### SUPPLIED PASSAGE
-=-=-=-=-

Worse for Kids than Smoke

What is more harmful to children’s’ health than tobacco smoke? The answer may be irresponsible parents. In Oregon, a state where the unemployment rate hovers near a low 5 percent and over 60 percent of employers offer health insurance to their employees, there is relatively little excuse for a parent not to have health insurance. It is as simple as asking potential employers if they offer insurance during the interviewing process. If they don’t, job-hunters can always walk down the street to the next employer. Chances are better than 50/50 that the next employer will offer insurance. And without a state-run insurance program to fall back on, more employees would increasingly demand insurance and the percentage of employers offering it would most likely increase.

But, rather than exercising their freedom of choice, some Oregonians find it easier to try and force their neighbors to pay for care of the state’s children (among other things). Measure 50, a SCHIP-like bill set for a vote today, would raise the tax on cigarettes $.84 percent supposedly to pay for the state’s healthy kid’s fund. Campaigns both in support and opposition to the measure have been fierce.

-=-=-=-=-

### YOUR TASK
In the piece on Oregon's Measure 50:
(a) What share of Oregon employers offer health insurance to their employees?
(b) What product would Measure 50 raise the tax on?
(c) What is that tax increase supposedly meant to pay for?

-=-=-=-=-

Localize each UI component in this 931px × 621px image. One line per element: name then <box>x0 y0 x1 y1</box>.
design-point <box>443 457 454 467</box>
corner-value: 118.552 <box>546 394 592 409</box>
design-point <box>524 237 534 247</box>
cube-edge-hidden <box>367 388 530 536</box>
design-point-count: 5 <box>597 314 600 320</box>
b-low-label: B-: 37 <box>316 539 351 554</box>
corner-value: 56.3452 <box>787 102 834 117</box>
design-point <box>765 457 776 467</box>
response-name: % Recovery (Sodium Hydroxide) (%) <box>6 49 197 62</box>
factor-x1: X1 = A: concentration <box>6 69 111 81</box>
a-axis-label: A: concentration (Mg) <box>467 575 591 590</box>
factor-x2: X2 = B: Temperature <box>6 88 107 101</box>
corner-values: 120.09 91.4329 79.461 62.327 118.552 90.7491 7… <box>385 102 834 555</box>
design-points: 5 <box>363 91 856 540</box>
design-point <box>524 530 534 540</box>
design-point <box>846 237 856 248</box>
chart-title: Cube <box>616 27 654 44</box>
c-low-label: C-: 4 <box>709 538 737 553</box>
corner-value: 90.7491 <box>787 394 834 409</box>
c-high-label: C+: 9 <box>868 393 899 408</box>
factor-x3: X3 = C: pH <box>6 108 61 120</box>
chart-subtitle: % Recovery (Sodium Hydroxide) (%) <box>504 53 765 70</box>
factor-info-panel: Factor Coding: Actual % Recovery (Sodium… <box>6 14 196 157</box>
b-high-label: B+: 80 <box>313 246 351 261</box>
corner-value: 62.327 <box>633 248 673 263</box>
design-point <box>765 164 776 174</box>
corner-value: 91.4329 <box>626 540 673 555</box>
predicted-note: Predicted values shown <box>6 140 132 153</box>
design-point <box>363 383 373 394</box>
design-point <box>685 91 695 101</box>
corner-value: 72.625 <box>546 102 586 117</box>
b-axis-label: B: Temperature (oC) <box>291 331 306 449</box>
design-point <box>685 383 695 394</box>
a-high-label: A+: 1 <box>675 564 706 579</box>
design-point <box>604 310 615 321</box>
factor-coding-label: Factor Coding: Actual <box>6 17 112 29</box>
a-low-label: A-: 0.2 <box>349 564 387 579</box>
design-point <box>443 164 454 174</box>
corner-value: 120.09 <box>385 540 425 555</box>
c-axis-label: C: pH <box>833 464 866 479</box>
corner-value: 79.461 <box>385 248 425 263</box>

-=-=-=-=-

### EXPECTED OUTPUT
(a) Over 60 percent.
(b) Cigarettes.
(c) The state's healthy kid's fund.